#### Instructions to follow
In the listing below, identify each line with the word "this" and return those lines.

Some records
◆ ◆ ◆ ◆ ◆ ◆ ◆

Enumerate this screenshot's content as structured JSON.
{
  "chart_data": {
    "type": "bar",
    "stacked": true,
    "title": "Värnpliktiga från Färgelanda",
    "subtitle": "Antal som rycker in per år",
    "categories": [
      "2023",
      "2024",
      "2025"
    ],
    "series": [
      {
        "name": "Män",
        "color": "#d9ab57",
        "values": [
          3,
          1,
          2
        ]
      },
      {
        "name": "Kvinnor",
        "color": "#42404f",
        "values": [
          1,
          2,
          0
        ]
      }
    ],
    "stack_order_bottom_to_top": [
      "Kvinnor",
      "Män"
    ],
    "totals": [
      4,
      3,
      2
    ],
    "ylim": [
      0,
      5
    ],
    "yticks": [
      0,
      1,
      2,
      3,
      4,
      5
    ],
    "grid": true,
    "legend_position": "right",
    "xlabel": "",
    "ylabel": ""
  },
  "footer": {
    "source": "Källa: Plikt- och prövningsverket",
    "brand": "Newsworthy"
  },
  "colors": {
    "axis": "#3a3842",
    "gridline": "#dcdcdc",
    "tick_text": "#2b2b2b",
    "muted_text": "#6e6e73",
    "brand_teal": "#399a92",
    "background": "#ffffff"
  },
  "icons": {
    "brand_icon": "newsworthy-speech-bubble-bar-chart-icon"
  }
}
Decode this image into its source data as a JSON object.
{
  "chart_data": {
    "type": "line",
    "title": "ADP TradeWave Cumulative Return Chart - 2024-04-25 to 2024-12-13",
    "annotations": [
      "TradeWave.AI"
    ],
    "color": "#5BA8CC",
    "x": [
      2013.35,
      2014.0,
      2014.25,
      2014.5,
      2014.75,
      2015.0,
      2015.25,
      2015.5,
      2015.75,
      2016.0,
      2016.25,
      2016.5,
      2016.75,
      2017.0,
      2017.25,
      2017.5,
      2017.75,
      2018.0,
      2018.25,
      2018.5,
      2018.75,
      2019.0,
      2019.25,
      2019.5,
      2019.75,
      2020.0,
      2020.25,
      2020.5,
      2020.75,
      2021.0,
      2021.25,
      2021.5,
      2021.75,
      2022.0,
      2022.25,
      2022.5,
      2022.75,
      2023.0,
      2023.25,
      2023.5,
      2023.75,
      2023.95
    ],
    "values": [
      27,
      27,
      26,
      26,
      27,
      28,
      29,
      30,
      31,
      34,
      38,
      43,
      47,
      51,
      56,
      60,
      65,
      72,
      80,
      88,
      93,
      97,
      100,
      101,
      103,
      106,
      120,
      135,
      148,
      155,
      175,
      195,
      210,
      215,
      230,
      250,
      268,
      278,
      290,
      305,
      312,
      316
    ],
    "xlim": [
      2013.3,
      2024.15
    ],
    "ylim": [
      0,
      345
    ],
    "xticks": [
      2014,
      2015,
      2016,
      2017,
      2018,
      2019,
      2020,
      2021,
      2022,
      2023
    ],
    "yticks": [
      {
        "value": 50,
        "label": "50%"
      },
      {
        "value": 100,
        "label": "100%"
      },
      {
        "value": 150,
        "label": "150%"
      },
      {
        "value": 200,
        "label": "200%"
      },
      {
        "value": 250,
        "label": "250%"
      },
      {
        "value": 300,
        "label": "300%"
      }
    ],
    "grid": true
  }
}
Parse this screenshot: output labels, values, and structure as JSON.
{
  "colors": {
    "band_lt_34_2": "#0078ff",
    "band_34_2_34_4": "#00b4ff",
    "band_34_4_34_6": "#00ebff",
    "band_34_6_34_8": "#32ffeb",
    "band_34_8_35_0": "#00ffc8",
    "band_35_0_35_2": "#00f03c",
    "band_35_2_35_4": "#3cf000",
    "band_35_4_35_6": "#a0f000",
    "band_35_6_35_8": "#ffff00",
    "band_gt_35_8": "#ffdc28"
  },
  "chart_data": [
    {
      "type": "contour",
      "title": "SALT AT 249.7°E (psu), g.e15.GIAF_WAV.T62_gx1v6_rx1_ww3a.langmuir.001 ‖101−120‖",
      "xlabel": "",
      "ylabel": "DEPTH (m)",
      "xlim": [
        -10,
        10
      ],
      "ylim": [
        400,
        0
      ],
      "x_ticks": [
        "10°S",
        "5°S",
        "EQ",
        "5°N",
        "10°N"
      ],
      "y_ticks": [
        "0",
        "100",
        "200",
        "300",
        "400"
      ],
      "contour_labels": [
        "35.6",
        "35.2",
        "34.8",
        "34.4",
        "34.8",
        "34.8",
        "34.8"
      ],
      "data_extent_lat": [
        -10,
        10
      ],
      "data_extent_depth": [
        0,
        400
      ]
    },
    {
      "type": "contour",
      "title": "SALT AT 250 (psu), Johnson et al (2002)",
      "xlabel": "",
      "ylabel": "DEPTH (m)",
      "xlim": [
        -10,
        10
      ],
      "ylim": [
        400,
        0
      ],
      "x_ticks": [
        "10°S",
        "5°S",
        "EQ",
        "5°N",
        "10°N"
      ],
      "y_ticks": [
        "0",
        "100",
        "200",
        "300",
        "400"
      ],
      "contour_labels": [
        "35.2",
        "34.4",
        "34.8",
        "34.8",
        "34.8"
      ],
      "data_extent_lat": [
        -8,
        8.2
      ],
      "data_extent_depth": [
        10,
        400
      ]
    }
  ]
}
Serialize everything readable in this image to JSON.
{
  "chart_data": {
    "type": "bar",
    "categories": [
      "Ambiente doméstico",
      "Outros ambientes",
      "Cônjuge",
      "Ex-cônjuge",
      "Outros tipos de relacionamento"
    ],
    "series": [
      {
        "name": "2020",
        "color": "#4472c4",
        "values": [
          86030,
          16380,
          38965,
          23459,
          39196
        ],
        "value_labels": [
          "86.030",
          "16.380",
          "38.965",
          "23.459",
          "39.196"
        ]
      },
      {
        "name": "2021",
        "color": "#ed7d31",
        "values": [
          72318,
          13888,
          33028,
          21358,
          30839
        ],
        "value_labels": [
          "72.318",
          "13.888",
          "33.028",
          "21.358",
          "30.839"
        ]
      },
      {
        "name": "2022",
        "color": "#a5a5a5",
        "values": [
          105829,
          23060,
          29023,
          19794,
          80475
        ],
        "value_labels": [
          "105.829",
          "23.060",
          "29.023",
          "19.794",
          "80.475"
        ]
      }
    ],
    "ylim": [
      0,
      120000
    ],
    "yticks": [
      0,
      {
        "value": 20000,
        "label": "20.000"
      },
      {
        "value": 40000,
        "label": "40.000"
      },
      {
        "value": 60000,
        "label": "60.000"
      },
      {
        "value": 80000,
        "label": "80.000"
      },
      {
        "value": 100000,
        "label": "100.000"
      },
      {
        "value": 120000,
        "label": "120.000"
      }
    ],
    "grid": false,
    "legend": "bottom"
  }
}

◆ ◆ ◆ ◆ ◆ ◆ ◆

#### Finished exercise
Enumerate this screenshot's content as structured JSON.
Decode this image into its source data as a JSON object.
Parse this screenshot: output labels, values, and structure as JSON.
Serialize everything readable in this image to JSON.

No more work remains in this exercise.